CHALLENGE:
Output every entry exactly as written.

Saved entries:
──────

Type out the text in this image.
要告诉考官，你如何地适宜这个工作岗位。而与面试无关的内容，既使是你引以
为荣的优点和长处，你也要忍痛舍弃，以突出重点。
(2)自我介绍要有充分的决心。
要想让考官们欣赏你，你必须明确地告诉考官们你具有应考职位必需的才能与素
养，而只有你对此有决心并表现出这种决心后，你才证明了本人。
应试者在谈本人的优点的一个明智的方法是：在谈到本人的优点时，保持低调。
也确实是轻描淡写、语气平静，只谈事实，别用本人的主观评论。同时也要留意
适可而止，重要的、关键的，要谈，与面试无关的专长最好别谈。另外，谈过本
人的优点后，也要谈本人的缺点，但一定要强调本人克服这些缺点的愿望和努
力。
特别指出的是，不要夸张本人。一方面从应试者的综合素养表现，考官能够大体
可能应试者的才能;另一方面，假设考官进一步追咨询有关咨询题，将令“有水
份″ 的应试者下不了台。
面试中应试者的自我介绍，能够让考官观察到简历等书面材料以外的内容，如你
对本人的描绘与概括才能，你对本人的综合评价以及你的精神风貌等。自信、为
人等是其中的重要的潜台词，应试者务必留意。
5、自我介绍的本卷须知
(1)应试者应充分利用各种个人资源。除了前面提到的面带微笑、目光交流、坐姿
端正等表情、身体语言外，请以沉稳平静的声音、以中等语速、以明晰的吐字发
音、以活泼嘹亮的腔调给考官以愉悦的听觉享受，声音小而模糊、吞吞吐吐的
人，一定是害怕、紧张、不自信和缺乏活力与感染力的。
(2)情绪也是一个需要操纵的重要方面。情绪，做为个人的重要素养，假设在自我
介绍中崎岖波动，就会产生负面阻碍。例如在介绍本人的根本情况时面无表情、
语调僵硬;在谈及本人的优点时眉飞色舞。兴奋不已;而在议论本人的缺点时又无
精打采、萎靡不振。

──────

OUTPUT FOR THIS TASK:
Type out the text in this image.
要告诉考官，你如何地适宜这个工作岗位。而与面试无关的内容，既使是你引以
为荣的优点和长处，你也要忍痛舍弃，以突出重点。
(2)自我介绍要有充分的决心。
要想让考官们欣赏你，你必须明确地告诉考官们你具有应考职位必需的才能与素
养，而只有你对此有决心并表现出这种决心后，你才证明了本人。
应试者在谈本人的优点的一个明智的方法是：在谈到本人的优点时，保持低调。
也确实是轻描淡写、语气平静，只谈事实，别用本人的主观评论。同时也要留意
适可而止，重要的、关键的，要谈，与面试无关的专长最好别谈。另外，谈过本
人的优点后，也要谈本人的缺点，但一定要强调本人克服这些缺点的愿望和努
力。
特别指出的是，不要夸张本人。一方面从应试者的综合素养表现，考官能够大体
可能应试者的才能;另一方面，假设考官进一步追咨询有关咨询题，将令“有水
份″ 的应试者下不了台。
面试中应试者的自我介绍，能够让考官观察到简历等书面材料以外的内容，如你
对本人的描绘与概括才能，你对本人的综合评价以及你的精神风貌等。自信、为
人等是其中的重要的潜台词，应试者务必留意。
5、自我介绍的本卷须知
(1)应试者应充分利用各种个人资源。除了前面提到的面带微笑、目光交流、坐姿
端正等表情、身体语言外，请以沉稳平静的声音、以中等语速、以明晰的吐字发
音、以活泼嘹亮的腔调给考官以愉悦的听觉享受，声音小而模糊、吞吞吐吐的
人，一定是害怕、紧张、不自信和缺乏活力与感染力的。
(2)情绪也是一个需要操纵的重要方面。情绪，做为个人的重要素养，假设在自我
介绍中崎岖波动，就会产生负面阻碍。例如在介绍本人的根本情况时面无表情、
语调僵硬;在谈及本人的优点时眉飞色舞。兴奋不已;而在议论本人的缺点时又无
精打采、萎靡不振。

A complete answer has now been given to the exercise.